• Instructions for the task:
Gather from the listing below each line that includes the word "engelsk", and copy it.
+++ Data supplied +++
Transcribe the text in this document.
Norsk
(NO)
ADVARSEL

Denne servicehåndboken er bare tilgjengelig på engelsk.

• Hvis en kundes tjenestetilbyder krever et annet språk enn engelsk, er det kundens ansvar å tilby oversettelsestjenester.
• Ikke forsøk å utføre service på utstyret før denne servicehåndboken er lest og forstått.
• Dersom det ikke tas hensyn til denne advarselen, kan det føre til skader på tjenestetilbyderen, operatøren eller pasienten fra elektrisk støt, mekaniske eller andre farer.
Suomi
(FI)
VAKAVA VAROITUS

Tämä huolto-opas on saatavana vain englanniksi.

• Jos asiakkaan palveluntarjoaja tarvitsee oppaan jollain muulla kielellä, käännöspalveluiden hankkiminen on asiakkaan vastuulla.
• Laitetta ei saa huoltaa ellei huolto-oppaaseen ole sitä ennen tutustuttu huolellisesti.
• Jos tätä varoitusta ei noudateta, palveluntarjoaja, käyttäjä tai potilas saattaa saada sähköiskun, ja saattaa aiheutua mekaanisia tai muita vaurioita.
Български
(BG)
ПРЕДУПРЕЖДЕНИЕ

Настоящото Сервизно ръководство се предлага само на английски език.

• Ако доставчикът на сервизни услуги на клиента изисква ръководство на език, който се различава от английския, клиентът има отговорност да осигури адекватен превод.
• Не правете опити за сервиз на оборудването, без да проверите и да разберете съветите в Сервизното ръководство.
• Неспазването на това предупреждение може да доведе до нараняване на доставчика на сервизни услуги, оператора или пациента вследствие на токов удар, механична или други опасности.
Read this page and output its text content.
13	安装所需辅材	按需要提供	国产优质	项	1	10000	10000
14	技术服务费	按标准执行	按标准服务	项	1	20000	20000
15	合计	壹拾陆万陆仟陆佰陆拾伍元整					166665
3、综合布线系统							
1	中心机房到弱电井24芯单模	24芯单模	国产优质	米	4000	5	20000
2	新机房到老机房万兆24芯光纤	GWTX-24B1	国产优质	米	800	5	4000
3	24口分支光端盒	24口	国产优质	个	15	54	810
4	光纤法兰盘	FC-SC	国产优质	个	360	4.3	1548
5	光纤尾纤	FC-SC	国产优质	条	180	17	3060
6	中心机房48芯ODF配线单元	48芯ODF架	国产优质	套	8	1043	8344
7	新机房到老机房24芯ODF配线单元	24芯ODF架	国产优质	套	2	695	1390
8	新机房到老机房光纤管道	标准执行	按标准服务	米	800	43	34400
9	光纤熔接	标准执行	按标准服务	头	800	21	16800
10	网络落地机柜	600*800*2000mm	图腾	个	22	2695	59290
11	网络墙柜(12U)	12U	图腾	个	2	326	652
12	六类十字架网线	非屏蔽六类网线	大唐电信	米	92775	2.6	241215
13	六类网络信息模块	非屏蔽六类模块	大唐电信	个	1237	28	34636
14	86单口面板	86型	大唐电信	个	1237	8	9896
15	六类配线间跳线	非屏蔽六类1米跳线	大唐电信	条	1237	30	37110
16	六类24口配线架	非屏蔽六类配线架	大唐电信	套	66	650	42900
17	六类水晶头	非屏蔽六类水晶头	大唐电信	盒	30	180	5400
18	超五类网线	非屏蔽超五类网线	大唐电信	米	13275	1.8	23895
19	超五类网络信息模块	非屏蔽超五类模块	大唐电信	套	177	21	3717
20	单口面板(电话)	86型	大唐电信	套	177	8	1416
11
+++
• Task response:
Denne servicehåndboken er bare tilgjengelig på engelsk.
• Hvis en kundes tjenestetilbyder krever et annet språk enn engelsk, er det kundens ansvar å tilby oversettelsestjenester.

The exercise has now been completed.